Copy every line from the one containing "Serialize everything readable" through the last line of the records below, both included, and nothing else.

### Records provided
::::
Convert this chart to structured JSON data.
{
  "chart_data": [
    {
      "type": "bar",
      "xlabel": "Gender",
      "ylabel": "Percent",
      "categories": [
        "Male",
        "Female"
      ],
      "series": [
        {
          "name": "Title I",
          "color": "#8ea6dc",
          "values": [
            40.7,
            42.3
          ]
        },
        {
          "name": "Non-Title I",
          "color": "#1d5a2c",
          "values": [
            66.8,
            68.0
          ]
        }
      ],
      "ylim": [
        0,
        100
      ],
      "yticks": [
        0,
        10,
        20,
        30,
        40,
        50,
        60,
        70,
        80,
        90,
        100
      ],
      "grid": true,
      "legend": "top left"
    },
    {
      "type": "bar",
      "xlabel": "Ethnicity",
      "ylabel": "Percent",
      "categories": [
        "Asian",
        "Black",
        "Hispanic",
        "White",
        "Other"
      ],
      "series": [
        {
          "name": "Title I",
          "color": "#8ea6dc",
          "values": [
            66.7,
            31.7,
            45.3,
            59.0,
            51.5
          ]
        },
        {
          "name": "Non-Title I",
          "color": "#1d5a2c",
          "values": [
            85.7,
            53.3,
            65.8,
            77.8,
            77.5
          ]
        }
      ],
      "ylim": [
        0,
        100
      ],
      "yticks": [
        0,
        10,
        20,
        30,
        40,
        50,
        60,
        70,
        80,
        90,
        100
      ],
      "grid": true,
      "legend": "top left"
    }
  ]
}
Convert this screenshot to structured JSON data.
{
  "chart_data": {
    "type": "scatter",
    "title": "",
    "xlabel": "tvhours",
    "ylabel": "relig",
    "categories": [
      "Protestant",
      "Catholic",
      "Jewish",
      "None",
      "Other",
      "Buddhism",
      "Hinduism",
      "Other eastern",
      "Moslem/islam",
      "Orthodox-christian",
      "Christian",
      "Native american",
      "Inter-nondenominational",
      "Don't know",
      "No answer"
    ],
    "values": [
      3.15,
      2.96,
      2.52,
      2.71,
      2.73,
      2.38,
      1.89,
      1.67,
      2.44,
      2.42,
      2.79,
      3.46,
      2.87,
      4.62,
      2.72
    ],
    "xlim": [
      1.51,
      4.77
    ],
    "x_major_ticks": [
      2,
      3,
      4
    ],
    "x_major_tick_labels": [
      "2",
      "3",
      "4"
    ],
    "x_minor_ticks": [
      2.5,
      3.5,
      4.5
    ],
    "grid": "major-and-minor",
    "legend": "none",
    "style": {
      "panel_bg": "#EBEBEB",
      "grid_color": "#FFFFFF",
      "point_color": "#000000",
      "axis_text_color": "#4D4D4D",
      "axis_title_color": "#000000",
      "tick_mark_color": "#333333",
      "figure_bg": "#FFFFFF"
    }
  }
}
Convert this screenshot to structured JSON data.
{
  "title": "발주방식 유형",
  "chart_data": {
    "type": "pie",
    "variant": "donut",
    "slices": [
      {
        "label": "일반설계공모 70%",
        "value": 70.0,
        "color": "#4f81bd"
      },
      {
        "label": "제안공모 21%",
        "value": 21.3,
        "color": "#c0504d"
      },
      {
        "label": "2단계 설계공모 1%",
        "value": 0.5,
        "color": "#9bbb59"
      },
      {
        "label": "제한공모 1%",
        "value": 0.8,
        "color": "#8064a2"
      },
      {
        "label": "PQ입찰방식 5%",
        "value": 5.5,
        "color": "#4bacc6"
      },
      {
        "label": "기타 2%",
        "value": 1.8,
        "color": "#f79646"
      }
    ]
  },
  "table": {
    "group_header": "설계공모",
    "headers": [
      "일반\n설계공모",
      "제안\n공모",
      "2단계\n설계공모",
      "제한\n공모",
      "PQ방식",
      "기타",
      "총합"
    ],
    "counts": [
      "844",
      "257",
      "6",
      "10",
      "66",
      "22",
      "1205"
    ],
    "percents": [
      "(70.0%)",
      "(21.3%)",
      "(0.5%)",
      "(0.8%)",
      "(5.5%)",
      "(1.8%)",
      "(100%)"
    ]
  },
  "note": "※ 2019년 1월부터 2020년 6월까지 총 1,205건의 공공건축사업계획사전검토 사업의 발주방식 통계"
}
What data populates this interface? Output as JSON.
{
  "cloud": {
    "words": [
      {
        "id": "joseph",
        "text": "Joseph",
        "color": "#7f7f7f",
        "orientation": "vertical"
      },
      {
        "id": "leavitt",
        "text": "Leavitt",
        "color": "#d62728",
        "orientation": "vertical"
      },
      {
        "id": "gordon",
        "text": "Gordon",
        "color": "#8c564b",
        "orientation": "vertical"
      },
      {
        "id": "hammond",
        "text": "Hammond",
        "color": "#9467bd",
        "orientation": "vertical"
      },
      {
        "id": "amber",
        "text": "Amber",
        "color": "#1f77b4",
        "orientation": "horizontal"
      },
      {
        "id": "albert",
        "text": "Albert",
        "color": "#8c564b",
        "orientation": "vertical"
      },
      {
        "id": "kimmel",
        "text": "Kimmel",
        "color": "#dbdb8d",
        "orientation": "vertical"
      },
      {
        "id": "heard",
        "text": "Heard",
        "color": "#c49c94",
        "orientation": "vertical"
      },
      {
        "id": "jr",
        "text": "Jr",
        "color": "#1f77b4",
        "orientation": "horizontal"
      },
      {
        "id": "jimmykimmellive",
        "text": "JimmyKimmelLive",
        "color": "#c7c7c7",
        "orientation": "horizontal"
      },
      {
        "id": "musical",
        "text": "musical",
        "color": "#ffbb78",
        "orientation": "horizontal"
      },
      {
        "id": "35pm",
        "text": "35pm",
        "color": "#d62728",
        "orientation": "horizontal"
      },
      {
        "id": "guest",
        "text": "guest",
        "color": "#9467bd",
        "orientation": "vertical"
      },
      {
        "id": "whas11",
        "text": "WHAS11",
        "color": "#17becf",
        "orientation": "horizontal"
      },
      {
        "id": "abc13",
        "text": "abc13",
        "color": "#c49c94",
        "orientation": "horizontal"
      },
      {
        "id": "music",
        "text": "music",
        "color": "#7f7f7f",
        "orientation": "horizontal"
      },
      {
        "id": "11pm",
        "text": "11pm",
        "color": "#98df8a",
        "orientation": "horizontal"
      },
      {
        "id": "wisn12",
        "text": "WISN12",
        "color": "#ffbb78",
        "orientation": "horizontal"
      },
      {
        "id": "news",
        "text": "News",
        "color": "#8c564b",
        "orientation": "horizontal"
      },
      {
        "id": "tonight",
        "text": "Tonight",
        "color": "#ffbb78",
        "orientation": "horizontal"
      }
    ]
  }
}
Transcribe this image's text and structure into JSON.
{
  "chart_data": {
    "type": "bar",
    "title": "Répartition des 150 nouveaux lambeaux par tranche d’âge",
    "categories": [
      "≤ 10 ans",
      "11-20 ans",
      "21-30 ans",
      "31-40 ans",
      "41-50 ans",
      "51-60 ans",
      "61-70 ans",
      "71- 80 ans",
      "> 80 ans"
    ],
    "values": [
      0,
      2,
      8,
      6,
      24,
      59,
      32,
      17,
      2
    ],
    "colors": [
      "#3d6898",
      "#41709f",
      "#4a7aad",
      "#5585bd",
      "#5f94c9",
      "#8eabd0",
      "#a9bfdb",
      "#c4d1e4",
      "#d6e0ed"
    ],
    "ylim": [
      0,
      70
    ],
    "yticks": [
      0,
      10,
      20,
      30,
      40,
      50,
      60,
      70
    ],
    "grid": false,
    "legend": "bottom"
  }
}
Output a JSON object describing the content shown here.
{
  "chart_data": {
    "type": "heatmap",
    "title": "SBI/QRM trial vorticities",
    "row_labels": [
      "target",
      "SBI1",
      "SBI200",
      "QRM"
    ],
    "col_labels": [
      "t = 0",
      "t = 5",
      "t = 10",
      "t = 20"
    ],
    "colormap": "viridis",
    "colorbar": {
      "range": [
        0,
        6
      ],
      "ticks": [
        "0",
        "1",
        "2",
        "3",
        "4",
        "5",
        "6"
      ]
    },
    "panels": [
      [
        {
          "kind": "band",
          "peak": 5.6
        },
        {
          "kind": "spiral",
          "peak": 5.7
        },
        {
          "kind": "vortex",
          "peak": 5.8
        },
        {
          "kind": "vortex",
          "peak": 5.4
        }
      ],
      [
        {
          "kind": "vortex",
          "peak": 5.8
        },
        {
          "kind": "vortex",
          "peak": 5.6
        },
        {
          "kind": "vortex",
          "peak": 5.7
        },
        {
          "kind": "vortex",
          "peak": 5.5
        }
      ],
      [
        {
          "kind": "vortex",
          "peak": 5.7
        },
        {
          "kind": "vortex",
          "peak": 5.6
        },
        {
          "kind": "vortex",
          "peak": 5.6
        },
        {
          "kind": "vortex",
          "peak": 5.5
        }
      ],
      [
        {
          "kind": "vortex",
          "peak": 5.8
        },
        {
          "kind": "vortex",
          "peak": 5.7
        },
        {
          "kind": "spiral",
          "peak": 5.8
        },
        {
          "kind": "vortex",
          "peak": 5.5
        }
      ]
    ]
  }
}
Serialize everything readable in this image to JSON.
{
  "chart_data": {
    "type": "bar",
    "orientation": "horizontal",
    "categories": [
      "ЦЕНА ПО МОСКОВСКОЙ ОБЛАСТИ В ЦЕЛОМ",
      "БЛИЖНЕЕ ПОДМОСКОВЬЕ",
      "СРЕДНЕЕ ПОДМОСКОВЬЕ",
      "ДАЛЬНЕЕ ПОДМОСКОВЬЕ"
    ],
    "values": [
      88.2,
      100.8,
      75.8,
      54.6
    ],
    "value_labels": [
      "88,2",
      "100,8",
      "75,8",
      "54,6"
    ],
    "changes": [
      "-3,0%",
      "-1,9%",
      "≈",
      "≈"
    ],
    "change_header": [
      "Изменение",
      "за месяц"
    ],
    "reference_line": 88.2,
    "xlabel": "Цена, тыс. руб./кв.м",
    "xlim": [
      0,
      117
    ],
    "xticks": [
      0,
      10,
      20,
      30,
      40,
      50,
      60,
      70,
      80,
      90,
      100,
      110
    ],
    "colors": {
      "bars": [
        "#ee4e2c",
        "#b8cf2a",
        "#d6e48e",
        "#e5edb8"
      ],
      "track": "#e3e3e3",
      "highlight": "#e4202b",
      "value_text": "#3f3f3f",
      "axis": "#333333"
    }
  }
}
::::
### Reply
Serialize everything readable in this image to JSON.
{
  "chart_data": {
    "type": "bar",
    "orientation": "horizontal",
    "categories": [
      "ЦЕНА ПО МОСКОВСКОЙ ОБЛАСТИ В ЦЕЛОМ",
      "БЛИЖНЕЕ ПОДМОСКОВЬЕ",
      "СРЕДНЕЕ ПОДМОСКОВЬЕ",
      "ДАЛЬНЕЕ ПОДМОСКОВЬЕ"
    ],
    "values": [
      88.2,
      100.8,
      75.8,
      54.6
    ],
    "value_labels": [
      "88,2",
      "100,8",
      "75,8",
      "54,6"
    ],
    "changes": [
      "-3,0%",
      "-1,9%",
      "≈",
      "≈"
    ],
    "change_header": [
      "Изменение",
      "за месяц"
    ],
    "reference_line": 88.2,
    "xlabel": "Цена, тыс. руб./кв.м",
    "xlim": [
      0,
      117
    ],
    "xticks": [
      0,
      10,
      20,
      30,
      40,
      50,
      60,
      70,
      80,
      90,
      100,
      110
    ],
    "colors": {
      "bars": [
        "#ee4e2c",
        "#b8cf2a",
        "#d6e48e",
        "#e5edb8"
      ],
      "track": "#e3e3e3",
      "highlight": "#e4202b",
      "value_text": "#3f3f3f",
      "axis": "#333333"
    }
  }
}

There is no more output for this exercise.